WORK REQUEST -> Search the records for lines with the word "view" and copy each match.

RECORDS FOR THIS TASK ->
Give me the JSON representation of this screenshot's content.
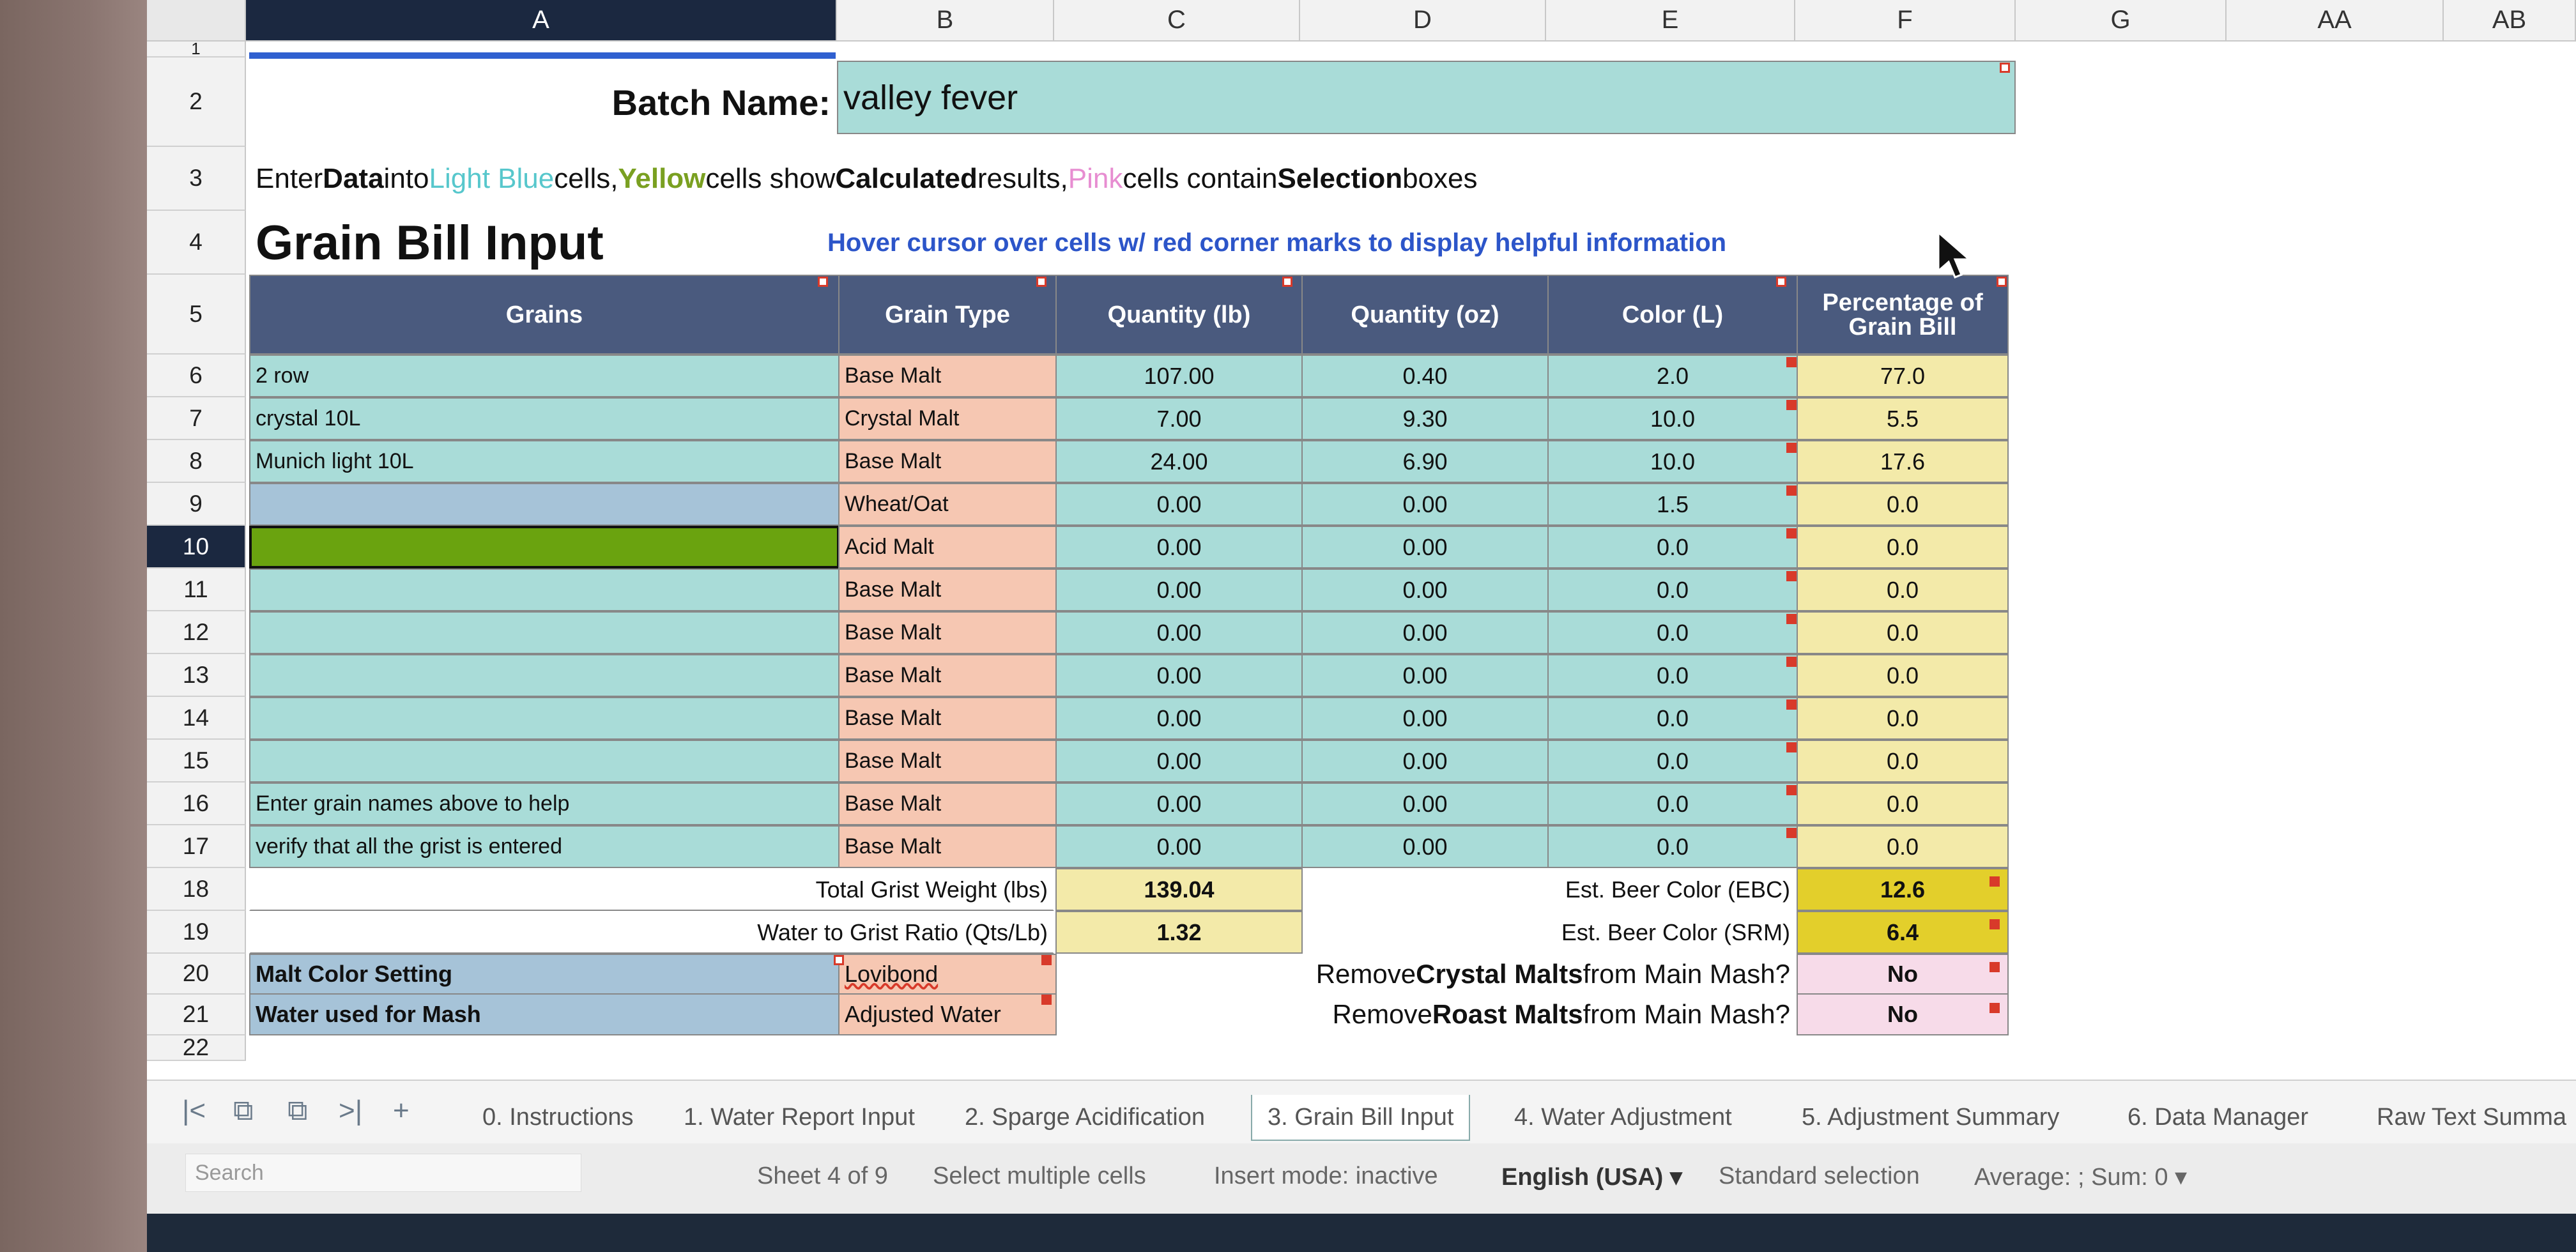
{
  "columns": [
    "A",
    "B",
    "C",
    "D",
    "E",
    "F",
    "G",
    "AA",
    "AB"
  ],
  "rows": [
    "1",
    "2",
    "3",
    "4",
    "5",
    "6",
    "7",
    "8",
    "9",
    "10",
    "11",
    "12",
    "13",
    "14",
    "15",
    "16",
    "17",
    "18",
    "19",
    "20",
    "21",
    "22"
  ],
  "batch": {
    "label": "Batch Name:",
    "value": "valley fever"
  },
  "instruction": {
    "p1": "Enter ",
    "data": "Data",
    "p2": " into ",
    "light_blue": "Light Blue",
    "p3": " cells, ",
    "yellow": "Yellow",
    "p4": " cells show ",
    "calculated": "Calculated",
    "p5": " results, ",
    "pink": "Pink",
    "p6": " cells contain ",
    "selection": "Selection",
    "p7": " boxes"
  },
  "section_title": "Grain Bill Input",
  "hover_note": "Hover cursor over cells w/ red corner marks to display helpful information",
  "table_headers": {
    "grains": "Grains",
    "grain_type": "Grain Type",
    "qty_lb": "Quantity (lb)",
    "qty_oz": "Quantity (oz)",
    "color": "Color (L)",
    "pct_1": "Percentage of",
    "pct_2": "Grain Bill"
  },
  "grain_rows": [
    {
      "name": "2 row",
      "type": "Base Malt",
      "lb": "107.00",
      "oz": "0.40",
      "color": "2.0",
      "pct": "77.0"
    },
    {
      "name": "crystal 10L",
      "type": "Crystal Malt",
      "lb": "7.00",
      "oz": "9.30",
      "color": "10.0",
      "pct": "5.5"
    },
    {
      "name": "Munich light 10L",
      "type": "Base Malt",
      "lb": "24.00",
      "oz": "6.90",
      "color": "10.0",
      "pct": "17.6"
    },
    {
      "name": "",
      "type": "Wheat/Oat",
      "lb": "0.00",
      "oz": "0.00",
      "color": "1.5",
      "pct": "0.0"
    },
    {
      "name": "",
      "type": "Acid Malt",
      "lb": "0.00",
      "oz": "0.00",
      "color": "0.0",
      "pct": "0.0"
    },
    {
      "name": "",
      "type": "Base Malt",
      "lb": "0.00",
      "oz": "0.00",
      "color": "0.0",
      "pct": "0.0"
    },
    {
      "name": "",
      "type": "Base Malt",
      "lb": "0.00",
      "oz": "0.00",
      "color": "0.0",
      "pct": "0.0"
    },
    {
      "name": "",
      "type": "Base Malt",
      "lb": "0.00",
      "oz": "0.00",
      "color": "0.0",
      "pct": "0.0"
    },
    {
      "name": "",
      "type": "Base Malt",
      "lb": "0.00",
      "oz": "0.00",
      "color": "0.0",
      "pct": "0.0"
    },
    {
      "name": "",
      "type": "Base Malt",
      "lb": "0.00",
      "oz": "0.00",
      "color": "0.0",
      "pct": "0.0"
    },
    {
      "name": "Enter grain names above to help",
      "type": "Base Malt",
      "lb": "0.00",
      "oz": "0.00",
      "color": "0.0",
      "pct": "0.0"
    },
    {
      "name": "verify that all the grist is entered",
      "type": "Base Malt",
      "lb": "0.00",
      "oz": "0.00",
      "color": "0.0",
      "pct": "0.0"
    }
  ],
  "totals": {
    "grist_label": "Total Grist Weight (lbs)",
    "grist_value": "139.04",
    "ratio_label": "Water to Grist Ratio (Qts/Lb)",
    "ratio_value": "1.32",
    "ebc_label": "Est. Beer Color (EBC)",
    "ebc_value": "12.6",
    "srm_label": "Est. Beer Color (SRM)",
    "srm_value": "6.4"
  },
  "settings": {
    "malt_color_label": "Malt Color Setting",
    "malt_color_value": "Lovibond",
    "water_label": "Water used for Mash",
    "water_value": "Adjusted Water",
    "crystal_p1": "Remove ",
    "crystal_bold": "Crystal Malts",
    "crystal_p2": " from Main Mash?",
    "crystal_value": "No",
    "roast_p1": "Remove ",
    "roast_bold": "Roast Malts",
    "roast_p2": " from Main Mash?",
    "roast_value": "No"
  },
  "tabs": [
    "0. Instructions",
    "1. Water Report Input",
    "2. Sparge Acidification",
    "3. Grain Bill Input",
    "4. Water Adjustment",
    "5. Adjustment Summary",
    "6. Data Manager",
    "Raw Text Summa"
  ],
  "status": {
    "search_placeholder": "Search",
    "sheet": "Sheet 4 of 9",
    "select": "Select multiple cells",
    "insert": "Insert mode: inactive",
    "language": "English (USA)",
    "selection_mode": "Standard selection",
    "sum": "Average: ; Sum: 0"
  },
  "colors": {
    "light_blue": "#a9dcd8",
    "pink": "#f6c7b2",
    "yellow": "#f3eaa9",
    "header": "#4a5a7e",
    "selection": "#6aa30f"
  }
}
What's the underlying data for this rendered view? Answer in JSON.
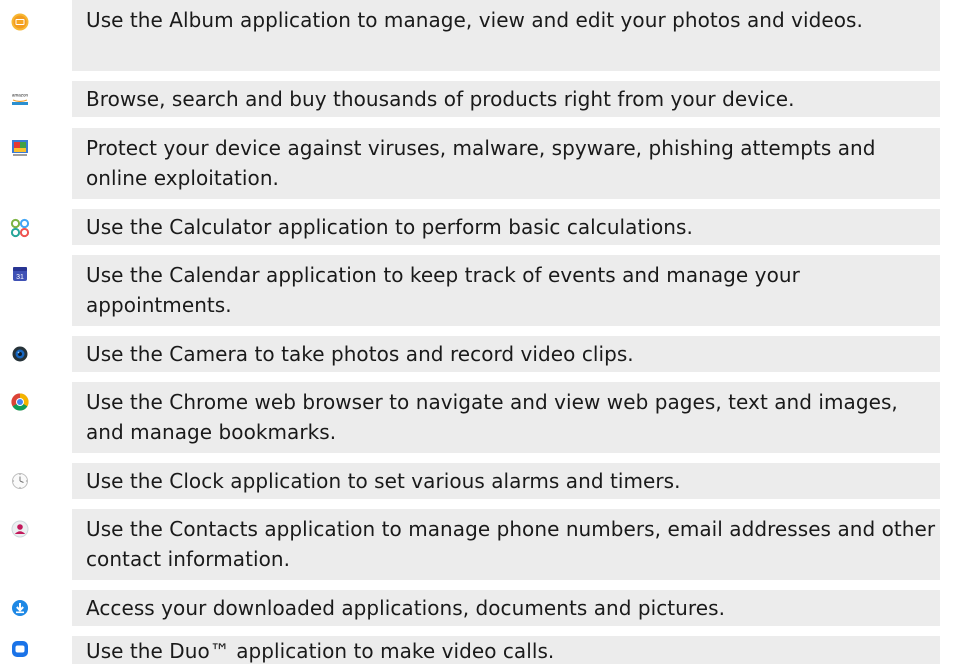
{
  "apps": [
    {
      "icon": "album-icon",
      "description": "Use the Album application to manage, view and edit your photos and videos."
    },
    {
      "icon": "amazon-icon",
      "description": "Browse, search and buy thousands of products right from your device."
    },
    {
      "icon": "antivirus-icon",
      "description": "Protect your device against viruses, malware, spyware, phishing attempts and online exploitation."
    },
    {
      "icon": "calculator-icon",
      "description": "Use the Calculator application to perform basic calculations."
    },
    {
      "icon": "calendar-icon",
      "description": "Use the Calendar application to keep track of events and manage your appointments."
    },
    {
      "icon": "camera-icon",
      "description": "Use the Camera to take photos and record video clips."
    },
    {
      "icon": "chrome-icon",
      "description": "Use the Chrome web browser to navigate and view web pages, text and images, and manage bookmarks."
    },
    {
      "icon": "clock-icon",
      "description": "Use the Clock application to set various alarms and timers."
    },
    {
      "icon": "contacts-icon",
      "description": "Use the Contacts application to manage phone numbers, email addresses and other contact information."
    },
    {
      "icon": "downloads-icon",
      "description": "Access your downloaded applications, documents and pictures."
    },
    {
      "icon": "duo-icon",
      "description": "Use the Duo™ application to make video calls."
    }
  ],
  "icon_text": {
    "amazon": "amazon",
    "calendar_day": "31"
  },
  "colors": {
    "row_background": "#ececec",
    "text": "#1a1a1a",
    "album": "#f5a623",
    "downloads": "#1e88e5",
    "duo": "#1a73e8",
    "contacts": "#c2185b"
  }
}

TASK OUTPUT ->
What's the underlying data for this rendered view? Answer in JSON.
      "description": "Use the Album application to manage, view and edit your photos and videos."
      "description": "Use the Chrome web browser to navigate and view web pages, text and images, and manage bookmarks."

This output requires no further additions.